[PROBLEM DESCRIPTION]
Search the material for the string "AMÉRICA" and copy each line where it occurs.

.....

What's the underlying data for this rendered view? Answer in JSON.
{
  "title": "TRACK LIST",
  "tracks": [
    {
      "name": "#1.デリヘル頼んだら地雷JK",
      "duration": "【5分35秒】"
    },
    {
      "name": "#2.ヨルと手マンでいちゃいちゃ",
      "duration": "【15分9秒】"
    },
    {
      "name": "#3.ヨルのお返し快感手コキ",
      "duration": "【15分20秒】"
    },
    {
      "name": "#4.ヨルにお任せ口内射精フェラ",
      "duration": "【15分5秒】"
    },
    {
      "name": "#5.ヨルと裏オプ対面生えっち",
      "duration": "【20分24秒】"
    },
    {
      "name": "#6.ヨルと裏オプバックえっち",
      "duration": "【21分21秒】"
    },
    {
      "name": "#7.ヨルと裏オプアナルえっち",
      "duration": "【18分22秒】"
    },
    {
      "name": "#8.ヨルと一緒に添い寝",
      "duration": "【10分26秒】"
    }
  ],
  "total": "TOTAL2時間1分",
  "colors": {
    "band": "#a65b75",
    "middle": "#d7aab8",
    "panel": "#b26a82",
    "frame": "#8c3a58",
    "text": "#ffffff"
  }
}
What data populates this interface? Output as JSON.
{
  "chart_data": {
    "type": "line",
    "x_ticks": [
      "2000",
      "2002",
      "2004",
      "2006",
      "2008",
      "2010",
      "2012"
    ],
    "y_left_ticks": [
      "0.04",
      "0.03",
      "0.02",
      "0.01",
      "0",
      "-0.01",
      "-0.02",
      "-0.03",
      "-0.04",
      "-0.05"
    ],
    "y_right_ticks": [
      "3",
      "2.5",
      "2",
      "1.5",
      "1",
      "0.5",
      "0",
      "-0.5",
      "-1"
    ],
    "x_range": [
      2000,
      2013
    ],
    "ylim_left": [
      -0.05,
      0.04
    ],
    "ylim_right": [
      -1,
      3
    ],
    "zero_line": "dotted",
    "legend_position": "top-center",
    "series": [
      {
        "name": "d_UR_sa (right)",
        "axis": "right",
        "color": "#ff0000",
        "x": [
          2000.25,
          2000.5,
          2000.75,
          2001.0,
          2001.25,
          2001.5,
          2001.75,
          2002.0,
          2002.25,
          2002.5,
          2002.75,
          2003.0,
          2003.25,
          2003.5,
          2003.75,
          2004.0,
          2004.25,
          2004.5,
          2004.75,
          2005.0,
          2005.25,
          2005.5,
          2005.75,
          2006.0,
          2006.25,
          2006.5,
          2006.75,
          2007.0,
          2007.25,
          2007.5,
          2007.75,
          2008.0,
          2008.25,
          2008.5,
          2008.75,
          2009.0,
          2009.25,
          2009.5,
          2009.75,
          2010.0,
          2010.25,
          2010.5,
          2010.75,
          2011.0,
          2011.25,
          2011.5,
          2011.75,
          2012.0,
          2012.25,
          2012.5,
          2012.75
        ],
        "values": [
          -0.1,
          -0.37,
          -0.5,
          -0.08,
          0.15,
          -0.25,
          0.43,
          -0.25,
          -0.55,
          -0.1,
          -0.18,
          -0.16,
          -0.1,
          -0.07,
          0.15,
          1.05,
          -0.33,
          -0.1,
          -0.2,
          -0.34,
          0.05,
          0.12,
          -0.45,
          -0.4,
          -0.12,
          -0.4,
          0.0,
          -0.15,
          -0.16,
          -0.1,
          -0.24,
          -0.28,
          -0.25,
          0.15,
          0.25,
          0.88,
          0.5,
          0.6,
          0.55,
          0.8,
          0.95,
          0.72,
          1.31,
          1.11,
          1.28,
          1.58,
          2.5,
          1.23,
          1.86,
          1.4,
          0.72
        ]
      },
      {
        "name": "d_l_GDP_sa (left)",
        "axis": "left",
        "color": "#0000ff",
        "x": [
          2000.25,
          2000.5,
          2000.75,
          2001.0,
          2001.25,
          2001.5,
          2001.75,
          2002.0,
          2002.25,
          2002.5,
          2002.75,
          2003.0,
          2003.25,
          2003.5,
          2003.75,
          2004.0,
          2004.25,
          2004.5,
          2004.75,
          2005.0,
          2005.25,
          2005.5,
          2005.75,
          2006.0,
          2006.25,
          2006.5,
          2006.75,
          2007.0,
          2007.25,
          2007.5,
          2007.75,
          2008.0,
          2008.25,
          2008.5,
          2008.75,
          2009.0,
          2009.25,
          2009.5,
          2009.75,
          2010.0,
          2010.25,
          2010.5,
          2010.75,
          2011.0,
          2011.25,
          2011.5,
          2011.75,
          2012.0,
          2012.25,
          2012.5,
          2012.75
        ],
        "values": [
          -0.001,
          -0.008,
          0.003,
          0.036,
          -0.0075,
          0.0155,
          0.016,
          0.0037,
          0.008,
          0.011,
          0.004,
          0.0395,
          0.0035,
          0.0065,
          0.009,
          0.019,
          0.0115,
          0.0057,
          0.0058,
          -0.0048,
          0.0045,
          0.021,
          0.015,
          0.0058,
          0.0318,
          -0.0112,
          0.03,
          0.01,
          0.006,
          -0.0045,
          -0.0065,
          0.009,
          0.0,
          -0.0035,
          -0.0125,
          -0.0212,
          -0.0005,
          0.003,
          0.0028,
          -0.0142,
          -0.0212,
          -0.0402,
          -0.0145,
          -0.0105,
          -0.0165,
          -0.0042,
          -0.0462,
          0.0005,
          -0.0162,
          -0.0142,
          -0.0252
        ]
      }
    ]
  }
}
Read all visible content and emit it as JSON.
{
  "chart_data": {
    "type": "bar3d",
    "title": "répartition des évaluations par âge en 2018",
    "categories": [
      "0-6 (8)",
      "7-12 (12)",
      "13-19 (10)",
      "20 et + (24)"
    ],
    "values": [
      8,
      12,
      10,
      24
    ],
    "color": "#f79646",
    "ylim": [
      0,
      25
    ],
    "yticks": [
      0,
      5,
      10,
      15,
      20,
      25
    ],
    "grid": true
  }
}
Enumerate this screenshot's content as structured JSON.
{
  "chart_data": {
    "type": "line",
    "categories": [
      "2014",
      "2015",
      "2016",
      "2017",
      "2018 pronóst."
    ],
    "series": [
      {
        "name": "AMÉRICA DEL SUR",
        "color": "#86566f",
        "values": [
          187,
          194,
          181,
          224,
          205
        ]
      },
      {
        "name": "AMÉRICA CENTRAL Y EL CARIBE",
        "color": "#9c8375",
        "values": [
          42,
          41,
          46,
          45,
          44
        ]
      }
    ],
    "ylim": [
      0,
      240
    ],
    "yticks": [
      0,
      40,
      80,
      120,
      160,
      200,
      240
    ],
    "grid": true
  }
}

.....

[ANSWER]
        "name": "AMÉRICA DEL SUR",
        "name": "AMÉRICA CENTRAL Y EL CARIBE",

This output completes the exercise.